# AVAILABLE RECORDS start

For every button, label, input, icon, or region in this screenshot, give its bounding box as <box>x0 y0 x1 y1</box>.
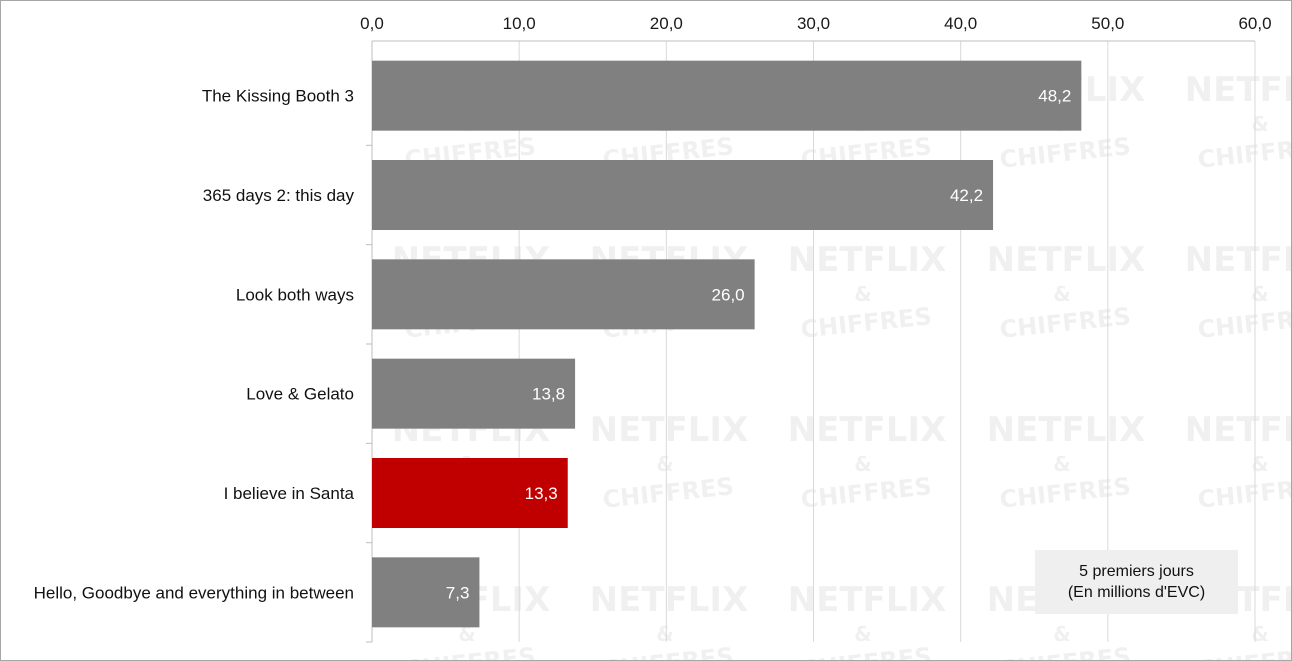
watermark-netflix-text: NETFLIX <box>1185 410 1291 450</box>
bar-value-label: 48,2 <box>1038 87 1071 106</box>
watermark-netflix-text: NETFLIX <box>788 410 947 450</box>
watermark-ampersand-text: & <box>656 622 673 646</box>
watermark-tile: NETFLIX&CHIFFRES <box>590 580 749 660</box>
note-line-2: (En millions d'EVC) <box>1067 584 1206 601</box>
bar-value-label: 13,3 <box>525 484 558 503</box>
watermark-ampersand-text: & <box>854 282 871 306</box>
watermark-chiffres-text: CHIFFRES <box>1196 132 1291 174</box>
x-tick-label: 30,0 <box>797 14 830 33</box>
bar <box>372 160 994 230</box>
watermark-chiffres-text: CHIFFRES <box>799 302 933 344</box>
watermark-netflix-text: NETFLIX <box>987 410 1146 450</box>
watermark-ampersand-text: & <box>854 452 871 476</box>
watermark-netflix-text: NETFLIX <box>1185 240 1291 280</box>
bars: 48,2 42,2 26,0 13,8 13,3 7,3 <box>372 60 1082 628</box>
watermark-ampersand-text: & <box>1053 452 1070 476</box>
x-tick-label: 20,0 <box>650 14 683 33</box>
watermark-ampersand-text: & <box>1251 452 1268 476</box>
watermark-tile: NETFLIX&CHIFFRES <box>1185 70 1291 174</box>
watermark-tile: NETFLIX&CHIFFRES <box>788 240 947 344</box>
watermark-ampersand-text: & <box>1251 282 1268 306</box>
watermark-chiffres-text: CHIFFRES <box>1196 642 1291 660</box>
note-line-1: 5 premiers jours <box>1079 563 1194 580</box>
watermark-tile: NETFLIX&CHIFFRES <box>987 240 1146 344</box>
category-labels: The Kissing Booth 3 365 days 2: this day L… <box>34 87 355 603</box>
watermark-chiffres-text: CHIFFRES <box>998 132 1132 174</box>
watermark-netflix-text: NETFLIX <box>788 240 947 280</box>
watermark-tile: NETFLIX&CHIFFRES <box>1185 410 1291 514</box>
watermark-tile: NETFLIX&CHIFFRES <box>1185 240 1291 344</box>
category-label: I believe in Santa <box>224 484 355 503</box>
watermark-chiffres-text: CHIFFRES <box>998 472 1132 514</box>
bar-value-label: 13,8 <box>532 385 565 404</box>
bar <box>372 557 480 628</box>
watermark-netflix-text: NETFLIX <box>987 240 1146 280</box>
watermark-netflix-text: NETFLIX <box>1185 70 1291 110</box>
category-label: Hello, Goodbye and everything in between <box>34 583 354 602</box>
watermark-ampersand-text: & <box>1053 282 1070 306</box>
bar <box>372 458 568 528</box>
watermark-ampersand-text: & <box>1251 112 1268 136</box>
category-label: Look both ways <box>236 285 354 304</box>
x-axis-ticks: 0,0 10,0 20,0 30,0 40,0 50,0 60,0 <box>360 14 1271 33</box>
x-tick-label: 60,0 <box>1238 14 1271 33</box>
category-label: 365 days 2: this day <box>203 186 355 205</box>
gridlines <box>366 40 1256 643</box>
bar-value-label: 7,3 <box>446 583 470 602</box>
watermark-tile: NETFLIX&CHIFFRES <box>590 410 749 514</box>
x-tick-label: 50,0 <box>1091 14 1124 33</box>
watermark-netflix-text: NETFLIX <box>590 580 749 620</box>
category-label: Love & Gelato <box>246 385 354 404</box>
watermark-chiffres-text: CHIFFRES <box>799 472 933 514</box>
bar <box>372 60 1082 131</box>
watermark-chiffres-text: CHIFFRES <box>601 472 735 514</box>
bar <box>372 358 576 429</box>
watermark-tile: NETFLIX&CHIFFRES <box>788 580 947 660</box>
watermark-tile: NETFLIX&CHIFFRES <box>987 410 1146 514</box>
watermark-ampersand-text: & <box>1251 622 1268 646</box>
x-tick-label: 10,0 <box>503 14 536 33</box>
bar <box>372 259 755 330</box>
watermark-ampersand-text: & <box>458 622 475 646</box>
watermark-ampersand-text: & <box>1053 622 1070 646</box>
x-tick-label: 0,0 <box>360 14 384 33</box>
watermark-chiffres-text: CHIFFRES <box>998 302 1132 344</box>
watermark-chiffres-text: CHIFFRES <box>1196 302 1291 344</box>
bar-value-label: 26,0 <box>712 285 745 304</box>
bar-value-label: 42,2 <box>950 186 983 205</box>
units-note-box: 5 premiers jours (En millions d'EVC) <box>1035 550 1238 614</box>
x-tick-label: 40,0 <box>944 14 977 33</box>
watermark-tile: NETFLIX&CHIFFRES <box>788 410 947 514</box>
watermark-netflix-text: NETFLIX <box>590 410 749 450</box>
category-label: The Kissing Booth 3 <box>202 87 354 106</box>
watermark-chiffres-text: CHIFFRES <box>1196 472 1291 514</box>
watermark-ampersand-text: & <box>854 622 871 646</box>
watermark-netflix-text: NETFLIX <box>788 580 947 620</box>
watermark-ampersand-text: & <box>656 452 673 476</box>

# AVAILABLE RECORDS end

DO THIS
Copy every line of the records above without changing anything. Leave the pictures out.

PROBLEM SOLUTION
For every button, label, input, icon, or region in this screenshot, give its bounding box as <box>x0 y0 x1 y1</box>.
watermark-netflix-text: NETFLIX <box>1185 410 1291 450</box>
bar-value-label: 48,2 <box>1038 87 1071 106</box>
watermark-netflix-text: NETFLIX <box>788 410 947 450</box>
watermark-ampersand-text: & <box>656 622 673 646</box>
watermark-tile: NETFLIX&CHIFFRES <box>590 580 749 660</box>
note-line-2: (En millions d'EVC) <box>1067 584 1206 601</box>
bar-value-label: 13,3 <box>525 484 558 503</box>
watermark-ampersand-text: & <box>854 282 871 306</box>
watermark-chiffres-text: CHIFFRES <box>1196 132 1291 174</box>
x-tick-label: 30,0 <box>797 14 830 33</box>
bar <box>372 160 994 230</box>
watermark-chiffres-text: CHIFFRES <box>799 302 933 344</box>
watermark-netflix-text: NETFLIX <box>987 410 1146 450</box>
watermark-ampersand-text: & <box>854 452 871 476</box>
watermark-netflix-text: NETFLIX <box>1185 240 1291 280</box>
bars: 48,2 42,2 26,0 13,8 13,3 7,3 <box>372 60 1082 628</box>
watermark-ampersand-text: & <box>1053 452 1070 476</box>
x-tick-label: 20,0 <box>650 14 683 33</box>
watermark-ampersand-text: & <box>1251 452 1268 476</box>
watermark-tile: NETFLIX&CHIFFRES <box>1185 70 1291 174</box>
watermark-tile: NETFLIX&CHIFFRES <box>788 240 947 344</box>
watermark-ampersand-text: & <box>1251 282 1268 306</box>
watermark-chiffres-text: CHIFFRES <box>1196 642 1291 660</box>
note-line-1: 5 premiers jours <box>1079 563 1194 580</box>
watermark-tile: NETFLIX&CHIFFRES <box>987 240 1146 344</box>
category-labels: The Kissing Booth 3 365 days 2: this day L… <box>34 87 355 603</box>
watermark-chiffres-text: CHIFFRES <box>998 132 1132 174</box>
watermark-netflix-text: NETFLIX <box>788 240 947 280</box>
watermark-tile: NETFLIX&CHIFFRES <box>1185 410 1291 514</box>
watermark-tile: NETFLIX&CHIFFRES <box>1185 240 1291 344</box>
category-label: I believe in Santa <box>224 484 355 503</box>
watermark-chiffres-text: CHIFFRES <box>998 472 1132 514</box>
bar-value-label: 13,8 <box>532 385 565 404</box>
bar <box>372 557 480 628</box>
watermark-netflix-text: NETFLIX <box>987 240 1146 280</box>
watermark-netflix-text: NETFLIX <box>1185 70 1291 110</box>
category-label: Hello, Goodbye and everything in between <box>34 583 354 602</box>
watermark-ampersand-text: & <box>1053 282 1070 306</box>
bar <box>372 458 568 528</box>
watermark-ampersand-text: & <box>1251 112 1268 136</box>
category-label: Look both ways <box>236 285 354 304</box>
x-axis-ticks: 0,0 10,0 20,0 30,0 40,0 50,0 60,0 <box>360 14 1271 33</box>
x-tick-label: 60,0 <box>1238 14 1271 33</box>
category-label: 365 days 2: this day <box>203 186 355 205</box>
gridlines <box>366 40 1256 643</box>
bar-value-label: 7,3 <box>446 583 470 602</box>
watermark-tile: NETFLIX&CHIFFRES <box>590 410 749 514</box>
x-tick-label: 50,0 <box>1091 14 1124 33</box>
watermark-netflix-text: NETFLIX <box>590 580 749 620</box>
category-label: Love & Gelato <box>246 385 354 404</box>
watermark-chiffres-text: CHIFFRES <box>799 472 933 514</box>
bar <box>372 60 1082 131</box>
watermark-chiffres-text: CHIFFRES <box>601 472 735 514</box>
bar <box>372 358 576 429</box>
watermark-tile: NETFLIX&CHIFFRES <box>788 580 947 660</box>
watermark-tile: NETFLIX&CHIFFRES <box>987 410 1146 514</box>
watermark-ampersand-text: & <box>1251 622 1268 646</box>
x-tick-label: 10,0 <box>503 14 536 33</box>
bar <box>372 259 755 330</box>
watermark-ampersand-text: & <box>458 622 475 646</box>
watermark-ampersand-text: & <box>1053 622 1070 646</box>
x-tick-label: 0,0 <box>360 14 384 33</box>
watermark-chiffres-text: CHIFFRES <box>998 302 1132 344</box>
watermark-chiffres-text: CHIFFRES <box>1196 302 1291 344</box>
bar-value-label: 26,0 <box>712 285 745 304</box>
bar-value-label: 42,2 <box>950 186 983 205</box>
units-note-box: 5 premiers jours (En millions d'EVC) <box>1035 550 1238 614</box>
x-tick-label: 40,0 <box>944 14 977 33</box>
watermark-tile: NETFLIX&CHIFFRES <box>788 410 947 514</box>
watermark-netflix-text: NETFLIX <box>590 410 749 450</box>
category-label: The Kissing Booth 3 <box>202 87 354 106</box>
watermark-chiffres-text: CHIFFRES <box>1196 472 1291 514</box>
watermark-ampersand-text: & <box>854 622 871 646</box>
watermark-netflix-text: NETFLIX <box>788 580 947 620</box>
watermark-ampersand-text: & <box>656 452 673 476</box>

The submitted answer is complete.